## Brief
Could you carry the consumer court order below forward, starting after its last sentence?

## Reading text
········

24. No other point, was urged, by the contesting parties.
25. For the reasons recorded above, both the complaints are partly accepted, with costs, in the following manner:-
In consumer complaint bearing No.610 of 2017, opposite parties no.1 to 3 are jointly and severally directed as under:-
i. To refund the amount of Rs.11,61,750/- to the complainant, alongwith interest @9% p.a., from the respective dates of deposits onwards.
ii. To pay compensation, in the sum of Rs.50,000/-, for causing mental agony and physical harassment, to the complainant, as also escalation in prices.
iii. To pay cost of litigation, to the tune of Rs.11,000/- to the complainant.
iv. Complaint against Performa opposite parties no.4 to 6 is dismissed with no order as to costs. However, opposite party no.6 is bound to comply with the directions given, in preceding part of this order.In consumer complaint bearing No.594 of 2017, the opposite party is directed as under:-
i.To refund the amount of Rs.6,12,750/- to the complainant, alongwith interest @9% p.a., from the respective dates of deposits onwards.

········

Document layout detection data
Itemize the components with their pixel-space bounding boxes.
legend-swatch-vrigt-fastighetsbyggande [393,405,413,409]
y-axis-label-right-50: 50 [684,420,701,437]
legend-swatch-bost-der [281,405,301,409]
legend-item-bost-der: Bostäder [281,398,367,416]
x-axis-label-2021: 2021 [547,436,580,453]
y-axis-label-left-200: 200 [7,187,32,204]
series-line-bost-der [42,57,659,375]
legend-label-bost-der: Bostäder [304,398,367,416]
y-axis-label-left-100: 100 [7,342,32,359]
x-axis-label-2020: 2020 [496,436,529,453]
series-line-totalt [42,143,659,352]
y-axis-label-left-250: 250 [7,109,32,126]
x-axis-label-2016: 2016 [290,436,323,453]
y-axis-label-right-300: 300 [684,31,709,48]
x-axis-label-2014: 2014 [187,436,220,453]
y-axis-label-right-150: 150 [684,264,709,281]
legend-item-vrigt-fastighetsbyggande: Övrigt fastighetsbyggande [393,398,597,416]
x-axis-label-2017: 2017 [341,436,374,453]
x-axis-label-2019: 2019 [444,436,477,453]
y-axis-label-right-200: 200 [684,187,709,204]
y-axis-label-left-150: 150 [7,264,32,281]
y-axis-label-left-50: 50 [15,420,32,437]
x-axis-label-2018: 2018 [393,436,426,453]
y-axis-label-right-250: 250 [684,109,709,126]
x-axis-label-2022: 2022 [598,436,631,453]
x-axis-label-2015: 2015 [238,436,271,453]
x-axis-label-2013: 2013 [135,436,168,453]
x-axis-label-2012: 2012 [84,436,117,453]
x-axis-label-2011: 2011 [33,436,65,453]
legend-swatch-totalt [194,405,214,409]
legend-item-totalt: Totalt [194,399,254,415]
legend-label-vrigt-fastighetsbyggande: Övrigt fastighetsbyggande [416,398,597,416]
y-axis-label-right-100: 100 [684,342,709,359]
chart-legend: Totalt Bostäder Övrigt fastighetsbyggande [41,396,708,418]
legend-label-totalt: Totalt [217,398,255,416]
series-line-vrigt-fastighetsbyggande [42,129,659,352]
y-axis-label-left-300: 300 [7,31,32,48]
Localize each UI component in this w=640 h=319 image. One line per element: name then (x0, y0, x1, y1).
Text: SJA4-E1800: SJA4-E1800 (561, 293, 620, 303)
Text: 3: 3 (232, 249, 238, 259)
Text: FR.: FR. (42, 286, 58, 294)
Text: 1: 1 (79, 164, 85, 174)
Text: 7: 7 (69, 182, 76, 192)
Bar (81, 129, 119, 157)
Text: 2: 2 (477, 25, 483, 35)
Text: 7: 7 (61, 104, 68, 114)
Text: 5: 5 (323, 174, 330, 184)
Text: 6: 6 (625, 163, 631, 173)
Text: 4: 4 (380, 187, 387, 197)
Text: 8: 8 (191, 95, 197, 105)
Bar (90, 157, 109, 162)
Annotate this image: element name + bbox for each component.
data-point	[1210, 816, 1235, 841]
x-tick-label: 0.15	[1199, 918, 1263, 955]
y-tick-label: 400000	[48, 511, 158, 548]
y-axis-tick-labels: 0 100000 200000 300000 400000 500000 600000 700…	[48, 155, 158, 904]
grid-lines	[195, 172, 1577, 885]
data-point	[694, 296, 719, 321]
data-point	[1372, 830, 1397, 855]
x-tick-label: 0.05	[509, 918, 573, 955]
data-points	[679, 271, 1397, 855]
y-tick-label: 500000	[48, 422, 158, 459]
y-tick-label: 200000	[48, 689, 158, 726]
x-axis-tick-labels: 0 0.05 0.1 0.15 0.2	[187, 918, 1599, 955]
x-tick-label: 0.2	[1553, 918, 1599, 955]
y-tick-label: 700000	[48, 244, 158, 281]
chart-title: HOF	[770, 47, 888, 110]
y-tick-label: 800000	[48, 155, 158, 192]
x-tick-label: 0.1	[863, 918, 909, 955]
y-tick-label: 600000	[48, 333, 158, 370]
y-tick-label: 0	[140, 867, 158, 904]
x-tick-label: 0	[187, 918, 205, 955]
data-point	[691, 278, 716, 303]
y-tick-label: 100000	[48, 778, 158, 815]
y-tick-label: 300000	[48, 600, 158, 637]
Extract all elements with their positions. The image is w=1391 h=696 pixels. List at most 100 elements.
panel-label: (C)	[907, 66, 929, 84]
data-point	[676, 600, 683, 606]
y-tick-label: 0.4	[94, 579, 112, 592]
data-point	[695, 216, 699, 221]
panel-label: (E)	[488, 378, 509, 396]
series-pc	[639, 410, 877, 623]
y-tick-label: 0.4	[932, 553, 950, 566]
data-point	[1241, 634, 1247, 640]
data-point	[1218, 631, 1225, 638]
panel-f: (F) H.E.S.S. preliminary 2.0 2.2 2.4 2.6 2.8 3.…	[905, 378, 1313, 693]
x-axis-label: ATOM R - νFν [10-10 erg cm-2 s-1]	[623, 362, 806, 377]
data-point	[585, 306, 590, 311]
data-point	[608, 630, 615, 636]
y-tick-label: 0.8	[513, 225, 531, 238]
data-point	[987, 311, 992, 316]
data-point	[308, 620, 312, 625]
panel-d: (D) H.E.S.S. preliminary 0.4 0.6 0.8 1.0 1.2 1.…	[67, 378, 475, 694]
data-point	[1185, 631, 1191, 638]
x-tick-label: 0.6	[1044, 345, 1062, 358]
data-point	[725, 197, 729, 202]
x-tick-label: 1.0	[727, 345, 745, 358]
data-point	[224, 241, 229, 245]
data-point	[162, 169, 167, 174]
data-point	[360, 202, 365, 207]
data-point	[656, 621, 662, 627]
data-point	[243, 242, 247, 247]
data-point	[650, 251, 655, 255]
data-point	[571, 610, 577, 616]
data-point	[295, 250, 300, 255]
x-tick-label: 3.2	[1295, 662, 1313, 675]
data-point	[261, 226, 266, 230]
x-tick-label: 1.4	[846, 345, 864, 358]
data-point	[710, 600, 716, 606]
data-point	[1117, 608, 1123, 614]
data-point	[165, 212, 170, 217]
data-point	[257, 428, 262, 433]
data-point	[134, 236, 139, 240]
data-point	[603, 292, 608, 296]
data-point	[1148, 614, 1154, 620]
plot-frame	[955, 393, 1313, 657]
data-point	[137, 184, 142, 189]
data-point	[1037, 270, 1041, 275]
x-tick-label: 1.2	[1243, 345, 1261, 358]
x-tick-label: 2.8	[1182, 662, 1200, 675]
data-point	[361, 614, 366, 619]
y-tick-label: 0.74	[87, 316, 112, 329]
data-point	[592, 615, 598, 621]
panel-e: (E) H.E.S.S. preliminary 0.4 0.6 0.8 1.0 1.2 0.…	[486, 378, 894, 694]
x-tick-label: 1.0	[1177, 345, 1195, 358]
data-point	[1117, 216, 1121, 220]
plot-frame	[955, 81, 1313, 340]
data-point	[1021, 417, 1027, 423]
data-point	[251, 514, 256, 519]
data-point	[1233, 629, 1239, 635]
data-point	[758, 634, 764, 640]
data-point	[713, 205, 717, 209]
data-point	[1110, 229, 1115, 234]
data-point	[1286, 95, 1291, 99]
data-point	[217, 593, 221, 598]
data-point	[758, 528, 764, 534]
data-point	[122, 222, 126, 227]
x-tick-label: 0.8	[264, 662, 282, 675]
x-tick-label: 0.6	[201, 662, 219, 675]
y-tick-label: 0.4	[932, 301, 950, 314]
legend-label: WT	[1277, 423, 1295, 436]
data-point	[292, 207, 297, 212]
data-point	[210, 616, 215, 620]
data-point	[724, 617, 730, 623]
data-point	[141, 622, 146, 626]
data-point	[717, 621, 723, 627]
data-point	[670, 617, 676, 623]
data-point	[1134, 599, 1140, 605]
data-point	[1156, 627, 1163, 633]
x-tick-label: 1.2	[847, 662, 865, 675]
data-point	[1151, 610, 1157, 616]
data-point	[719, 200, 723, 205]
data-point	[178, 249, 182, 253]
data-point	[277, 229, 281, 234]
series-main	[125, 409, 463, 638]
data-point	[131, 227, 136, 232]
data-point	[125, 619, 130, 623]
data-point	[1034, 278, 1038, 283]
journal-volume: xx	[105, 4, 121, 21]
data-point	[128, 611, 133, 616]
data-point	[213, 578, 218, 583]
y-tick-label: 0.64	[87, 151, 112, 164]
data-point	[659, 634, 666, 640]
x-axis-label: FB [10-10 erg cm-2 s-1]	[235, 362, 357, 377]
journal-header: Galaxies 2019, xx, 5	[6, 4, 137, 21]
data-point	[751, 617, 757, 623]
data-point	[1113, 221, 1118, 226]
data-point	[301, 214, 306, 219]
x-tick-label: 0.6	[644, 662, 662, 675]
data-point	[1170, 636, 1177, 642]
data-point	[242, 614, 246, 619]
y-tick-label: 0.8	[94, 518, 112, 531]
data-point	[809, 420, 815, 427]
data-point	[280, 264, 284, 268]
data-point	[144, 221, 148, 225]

········

## Response to the task
ii.To pay compensation, in the sum of Rs.33,000/-, for causing mental agony and physical harassment, to the complainant, as also escalation in prices.
iii.To pay cost of litigation, to the tune of Rs.11,000/- to the complainant.
26. The payment of awarded amounts, in the manner mentioned at sr.nos.(i) to (iii), in both the complaints, shall be made, within a period of 02 (two) months from the date of receipt of a certified copy of this order, failing which, the amount mentioned at sr.no.(i) thereafter shall carry penal interest @11% p.a., instead of @9%, from the date of default and interest @11 % p.a., on the amounts mentioned at sr.nos.(ii) and (iii) also, from the date of filing respective complaints, till realization.
27. However, it is made clear that, if the complainant(s), in any of the above complaint, have availed loan facility from any banking or financial institution, for making payment of installments towards the said plot/flat, it shall have the first charge of the amount payable, to the extent, the same is due to be paid by them (complainant(s).
28. Certified Copies of this order be sent to the parties, free of charge and one copy thereof be placed in connected file referred to above.
29. The file be consigned to Record Room, after completion.